Excerpt from a dataset:
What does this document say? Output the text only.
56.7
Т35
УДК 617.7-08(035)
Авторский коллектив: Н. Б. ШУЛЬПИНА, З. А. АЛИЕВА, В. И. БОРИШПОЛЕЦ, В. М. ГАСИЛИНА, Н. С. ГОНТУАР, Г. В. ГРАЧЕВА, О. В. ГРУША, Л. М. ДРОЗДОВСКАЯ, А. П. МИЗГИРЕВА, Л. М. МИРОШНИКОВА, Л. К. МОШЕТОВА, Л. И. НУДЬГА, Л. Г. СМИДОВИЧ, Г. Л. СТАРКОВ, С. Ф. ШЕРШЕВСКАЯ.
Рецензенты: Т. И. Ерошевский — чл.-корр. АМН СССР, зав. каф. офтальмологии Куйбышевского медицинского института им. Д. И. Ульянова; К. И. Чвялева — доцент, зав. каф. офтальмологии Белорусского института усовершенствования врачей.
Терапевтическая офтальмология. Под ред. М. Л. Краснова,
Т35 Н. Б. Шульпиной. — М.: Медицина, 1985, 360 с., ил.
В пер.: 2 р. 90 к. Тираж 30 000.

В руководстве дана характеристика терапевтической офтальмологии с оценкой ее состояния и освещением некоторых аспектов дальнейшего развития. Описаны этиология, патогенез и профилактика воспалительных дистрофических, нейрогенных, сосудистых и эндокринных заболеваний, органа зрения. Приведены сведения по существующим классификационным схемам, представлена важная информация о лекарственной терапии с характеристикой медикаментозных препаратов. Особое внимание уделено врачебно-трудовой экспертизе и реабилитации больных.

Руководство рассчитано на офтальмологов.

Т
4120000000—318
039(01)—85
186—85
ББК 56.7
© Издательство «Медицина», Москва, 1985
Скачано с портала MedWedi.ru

GIVEN TASK: Repeat the records above exactly as they appear.

CORRECT RESULT:
What does this document say? Output the text only.
56.7
Т35
УДК 617.7-08(035)
Авторский коллектив: Н. Б. ШУЛЬПИНА, З. А. АЛИЕВА, В. И. БОРИШПОЛЕЦ, В. М. ГАСИЛИНА, Н. С. ГОНТУАР, Г. В. ГРАЧЕВА, О. В. ГРУША, Л. М. ДРОЗДОВСКАЯ, А. П. МИЗГИРЕВА, Л. М. МИРОШНИКОВА, Л. К. МОШЕТОВА, Л. И. НУДЬГА, Л. Г. СМИДОВИЧ, Г. Л. СТАРКОВ, С. Ф. ШЕРШЕВСКАЯ.
Рецензенты: Т. И. Ерошевский — чл.-корр. АМН СССР, зав. каф. офтальмологии Куйбышевского медицинского института им. Д. И. Ульянова; К. И. Чвялева — доцент, зав. каф. офтальмологии Белорусского института усовершенствования врачей.
Терапевтическая офтальмология. Под ред. М. Л. Краснова,
Т35 Н. Б. Шульпиной. — М.: Медицина, 1985, 360 с., ил.
В пер.: 2 р. 90 к. Тираж 30 000.

В руководстве дана характеристика терапевтической офтальмологии с оценкой ее состояния и освещением некоторых аспектов дальнейшего развития. Описаны этиология, патогенез и профилактика воспалительных дистрофических, нейрогенных, сосудистых и эндокринных заболеваний, органа зрения. Приведены сведения по существующим классификационным схемам, представлена важная информация о лекарственной терапии с характеристикой медикаментозных препаратов. Особое внимание уделено врачебно-трудовой экспертизе и реабилитации больных.

Руководство рассчитано на офтальмологов.

Т
4120000000—318
039(01)—85
186—85
ББК 56.7
© Издательство «Медицина», Москва, 1985
Скачано с портала MedWedi.ru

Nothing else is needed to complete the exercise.